◆ **Data for processing**
## BEGIN

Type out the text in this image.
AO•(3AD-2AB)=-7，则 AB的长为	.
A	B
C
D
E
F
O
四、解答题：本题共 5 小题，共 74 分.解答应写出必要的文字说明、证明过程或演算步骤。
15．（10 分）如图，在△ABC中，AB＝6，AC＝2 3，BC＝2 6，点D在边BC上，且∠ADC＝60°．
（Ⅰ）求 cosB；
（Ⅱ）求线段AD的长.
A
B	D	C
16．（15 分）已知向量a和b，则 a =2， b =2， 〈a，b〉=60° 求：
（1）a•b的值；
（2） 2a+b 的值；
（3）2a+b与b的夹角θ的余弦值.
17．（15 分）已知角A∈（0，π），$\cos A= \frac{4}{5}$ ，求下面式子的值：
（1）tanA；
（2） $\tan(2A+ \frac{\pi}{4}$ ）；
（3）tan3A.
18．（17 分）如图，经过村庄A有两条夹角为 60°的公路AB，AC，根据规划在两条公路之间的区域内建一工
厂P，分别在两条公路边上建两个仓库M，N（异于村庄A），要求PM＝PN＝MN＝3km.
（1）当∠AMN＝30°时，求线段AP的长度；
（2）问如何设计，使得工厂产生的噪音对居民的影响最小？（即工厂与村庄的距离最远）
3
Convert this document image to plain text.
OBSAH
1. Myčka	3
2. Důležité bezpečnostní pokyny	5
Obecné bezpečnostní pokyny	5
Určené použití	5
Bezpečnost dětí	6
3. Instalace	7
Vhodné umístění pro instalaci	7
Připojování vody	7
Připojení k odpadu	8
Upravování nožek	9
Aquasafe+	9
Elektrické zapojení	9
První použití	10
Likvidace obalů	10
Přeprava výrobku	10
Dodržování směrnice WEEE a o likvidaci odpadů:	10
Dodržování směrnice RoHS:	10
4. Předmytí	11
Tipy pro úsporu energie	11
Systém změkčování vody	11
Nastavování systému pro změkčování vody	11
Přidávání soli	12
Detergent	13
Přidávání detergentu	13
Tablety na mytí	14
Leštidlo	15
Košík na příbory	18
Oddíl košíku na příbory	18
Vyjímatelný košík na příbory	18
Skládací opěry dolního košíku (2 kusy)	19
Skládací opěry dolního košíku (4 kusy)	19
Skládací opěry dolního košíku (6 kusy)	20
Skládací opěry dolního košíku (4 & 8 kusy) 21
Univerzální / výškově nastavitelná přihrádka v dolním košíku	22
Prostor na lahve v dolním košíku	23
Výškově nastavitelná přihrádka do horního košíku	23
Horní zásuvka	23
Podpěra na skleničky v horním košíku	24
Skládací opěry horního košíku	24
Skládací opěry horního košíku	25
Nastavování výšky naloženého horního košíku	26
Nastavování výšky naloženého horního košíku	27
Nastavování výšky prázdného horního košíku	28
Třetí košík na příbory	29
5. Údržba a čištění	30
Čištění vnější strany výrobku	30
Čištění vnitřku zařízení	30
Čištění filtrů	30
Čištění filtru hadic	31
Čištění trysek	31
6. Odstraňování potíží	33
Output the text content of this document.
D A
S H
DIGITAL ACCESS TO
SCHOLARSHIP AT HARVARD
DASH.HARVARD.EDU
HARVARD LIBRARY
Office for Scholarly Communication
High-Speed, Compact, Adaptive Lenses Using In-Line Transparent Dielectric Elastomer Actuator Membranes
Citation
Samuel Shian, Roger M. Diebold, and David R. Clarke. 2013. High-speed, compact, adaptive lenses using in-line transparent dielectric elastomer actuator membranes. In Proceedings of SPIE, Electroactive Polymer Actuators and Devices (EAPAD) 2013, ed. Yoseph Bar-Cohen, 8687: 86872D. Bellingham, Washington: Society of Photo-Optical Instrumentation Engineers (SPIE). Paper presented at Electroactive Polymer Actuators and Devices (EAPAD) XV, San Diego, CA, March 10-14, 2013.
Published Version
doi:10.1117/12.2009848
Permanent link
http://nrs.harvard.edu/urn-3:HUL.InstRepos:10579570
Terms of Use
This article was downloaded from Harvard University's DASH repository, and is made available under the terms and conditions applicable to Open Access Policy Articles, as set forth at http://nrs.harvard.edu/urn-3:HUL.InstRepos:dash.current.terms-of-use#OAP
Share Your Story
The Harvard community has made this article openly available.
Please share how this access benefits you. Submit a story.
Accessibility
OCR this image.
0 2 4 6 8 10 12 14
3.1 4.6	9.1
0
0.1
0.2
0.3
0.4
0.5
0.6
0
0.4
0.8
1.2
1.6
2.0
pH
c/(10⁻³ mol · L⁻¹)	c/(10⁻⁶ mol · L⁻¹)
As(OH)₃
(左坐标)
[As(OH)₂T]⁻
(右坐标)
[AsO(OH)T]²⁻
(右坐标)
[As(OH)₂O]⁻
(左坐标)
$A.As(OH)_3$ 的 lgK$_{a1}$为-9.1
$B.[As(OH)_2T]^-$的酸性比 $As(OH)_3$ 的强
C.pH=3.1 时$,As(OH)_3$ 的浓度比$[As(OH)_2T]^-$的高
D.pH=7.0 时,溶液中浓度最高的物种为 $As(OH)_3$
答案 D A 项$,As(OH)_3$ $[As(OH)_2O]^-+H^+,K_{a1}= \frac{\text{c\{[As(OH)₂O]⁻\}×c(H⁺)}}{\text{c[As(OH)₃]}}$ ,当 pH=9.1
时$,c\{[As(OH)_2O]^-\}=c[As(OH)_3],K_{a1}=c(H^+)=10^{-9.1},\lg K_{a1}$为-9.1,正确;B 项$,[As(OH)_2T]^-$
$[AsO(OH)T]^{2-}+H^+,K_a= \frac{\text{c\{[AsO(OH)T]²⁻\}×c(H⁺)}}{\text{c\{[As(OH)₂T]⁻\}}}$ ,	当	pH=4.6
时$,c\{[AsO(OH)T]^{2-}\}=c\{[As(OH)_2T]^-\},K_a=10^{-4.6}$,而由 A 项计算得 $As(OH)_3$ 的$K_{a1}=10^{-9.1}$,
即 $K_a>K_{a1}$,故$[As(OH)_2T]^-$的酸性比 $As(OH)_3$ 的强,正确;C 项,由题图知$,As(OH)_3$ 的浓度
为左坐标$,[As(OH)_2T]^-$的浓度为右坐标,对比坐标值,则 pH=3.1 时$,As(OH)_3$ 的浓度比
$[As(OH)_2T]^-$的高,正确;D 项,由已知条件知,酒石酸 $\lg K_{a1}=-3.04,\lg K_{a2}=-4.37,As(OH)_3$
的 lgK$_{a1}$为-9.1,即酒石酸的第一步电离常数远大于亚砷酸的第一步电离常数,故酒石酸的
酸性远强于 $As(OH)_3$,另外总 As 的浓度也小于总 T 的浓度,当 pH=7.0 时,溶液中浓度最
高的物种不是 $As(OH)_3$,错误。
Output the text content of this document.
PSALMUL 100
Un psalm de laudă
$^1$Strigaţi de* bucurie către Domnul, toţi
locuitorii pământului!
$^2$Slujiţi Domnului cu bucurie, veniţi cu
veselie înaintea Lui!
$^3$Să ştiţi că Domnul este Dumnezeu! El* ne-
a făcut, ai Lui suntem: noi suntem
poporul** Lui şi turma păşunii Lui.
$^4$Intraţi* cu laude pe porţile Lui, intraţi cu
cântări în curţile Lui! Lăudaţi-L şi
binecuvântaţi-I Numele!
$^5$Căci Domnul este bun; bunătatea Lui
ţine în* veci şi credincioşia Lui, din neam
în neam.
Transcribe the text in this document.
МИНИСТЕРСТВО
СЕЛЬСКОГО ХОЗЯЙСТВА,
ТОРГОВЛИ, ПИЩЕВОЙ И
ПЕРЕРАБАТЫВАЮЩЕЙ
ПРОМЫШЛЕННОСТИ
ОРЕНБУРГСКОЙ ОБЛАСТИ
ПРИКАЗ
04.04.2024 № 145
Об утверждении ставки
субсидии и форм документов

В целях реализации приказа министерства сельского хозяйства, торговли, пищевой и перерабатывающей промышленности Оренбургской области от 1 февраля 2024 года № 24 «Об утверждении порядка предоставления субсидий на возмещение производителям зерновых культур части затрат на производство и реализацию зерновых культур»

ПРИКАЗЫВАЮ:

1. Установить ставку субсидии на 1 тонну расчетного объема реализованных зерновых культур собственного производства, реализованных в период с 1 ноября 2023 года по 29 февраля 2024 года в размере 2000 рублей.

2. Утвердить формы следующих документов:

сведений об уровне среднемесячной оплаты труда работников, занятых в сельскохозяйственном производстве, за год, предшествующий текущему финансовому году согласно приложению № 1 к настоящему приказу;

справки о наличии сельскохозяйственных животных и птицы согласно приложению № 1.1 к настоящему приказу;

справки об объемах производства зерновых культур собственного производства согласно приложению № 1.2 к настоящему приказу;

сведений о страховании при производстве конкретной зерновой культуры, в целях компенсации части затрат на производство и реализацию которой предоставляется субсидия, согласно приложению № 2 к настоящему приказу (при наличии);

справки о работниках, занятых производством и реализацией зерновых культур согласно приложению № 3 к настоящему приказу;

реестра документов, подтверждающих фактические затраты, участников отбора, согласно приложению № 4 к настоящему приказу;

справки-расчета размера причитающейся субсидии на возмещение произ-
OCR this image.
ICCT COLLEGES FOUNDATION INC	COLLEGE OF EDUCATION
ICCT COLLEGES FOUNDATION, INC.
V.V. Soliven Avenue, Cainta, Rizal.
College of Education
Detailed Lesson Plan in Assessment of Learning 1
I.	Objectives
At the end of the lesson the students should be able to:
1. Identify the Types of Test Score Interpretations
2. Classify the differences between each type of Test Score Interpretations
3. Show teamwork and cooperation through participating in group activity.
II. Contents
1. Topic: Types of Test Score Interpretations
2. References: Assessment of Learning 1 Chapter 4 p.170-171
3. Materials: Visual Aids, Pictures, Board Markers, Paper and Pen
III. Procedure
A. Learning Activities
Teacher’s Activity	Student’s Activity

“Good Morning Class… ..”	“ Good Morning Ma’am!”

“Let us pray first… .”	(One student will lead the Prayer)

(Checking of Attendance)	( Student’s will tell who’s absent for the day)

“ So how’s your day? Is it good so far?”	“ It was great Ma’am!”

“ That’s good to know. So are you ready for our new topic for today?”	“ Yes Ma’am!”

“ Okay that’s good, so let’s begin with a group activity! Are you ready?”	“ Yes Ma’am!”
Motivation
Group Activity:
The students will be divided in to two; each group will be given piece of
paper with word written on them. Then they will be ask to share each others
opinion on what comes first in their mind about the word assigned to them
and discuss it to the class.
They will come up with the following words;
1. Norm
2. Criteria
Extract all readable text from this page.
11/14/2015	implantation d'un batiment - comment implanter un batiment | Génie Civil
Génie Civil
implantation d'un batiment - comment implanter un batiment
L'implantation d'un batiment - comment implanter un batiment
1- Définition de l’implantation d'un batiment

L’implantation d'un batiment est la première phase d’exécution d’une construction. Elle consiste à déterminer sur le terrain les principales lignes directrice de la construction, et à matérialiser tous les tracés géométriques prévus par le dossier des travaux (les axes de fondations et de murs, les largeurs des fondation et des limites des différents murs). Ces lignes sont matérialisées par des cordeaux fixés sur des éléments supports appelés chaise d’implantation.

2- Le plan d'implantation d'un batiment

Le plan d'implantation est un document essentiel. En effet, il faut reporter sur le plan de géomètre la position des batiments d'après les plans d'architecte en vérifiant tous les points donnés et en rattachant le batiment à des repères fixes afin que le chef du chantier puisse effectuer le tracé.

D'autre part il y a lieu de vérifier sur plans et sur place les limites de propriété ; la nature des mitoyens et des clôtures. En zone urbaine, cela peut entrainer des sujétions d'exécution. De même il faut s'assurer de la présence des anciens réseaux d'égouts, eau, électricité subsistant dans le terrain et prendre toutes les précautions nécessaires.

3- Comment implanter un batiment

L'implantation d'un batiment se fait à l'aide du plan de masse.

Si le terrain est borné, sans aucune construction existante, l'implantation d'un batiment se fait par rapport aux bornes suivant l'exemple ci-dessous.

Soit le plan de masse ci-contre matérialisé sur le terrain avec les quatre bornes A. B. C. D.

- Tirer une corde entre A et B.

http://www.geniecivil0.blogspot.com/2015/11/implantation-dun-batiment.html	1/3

## END

◆ **What to do**
Which lines in the records above contain the string "este"? Copy each one.

◆ **Solution**
$^3$Să ştiţi că Domnul este Dumnezeu! El* ne-
$^5$Căci Domnul este bun; bunătatea Lui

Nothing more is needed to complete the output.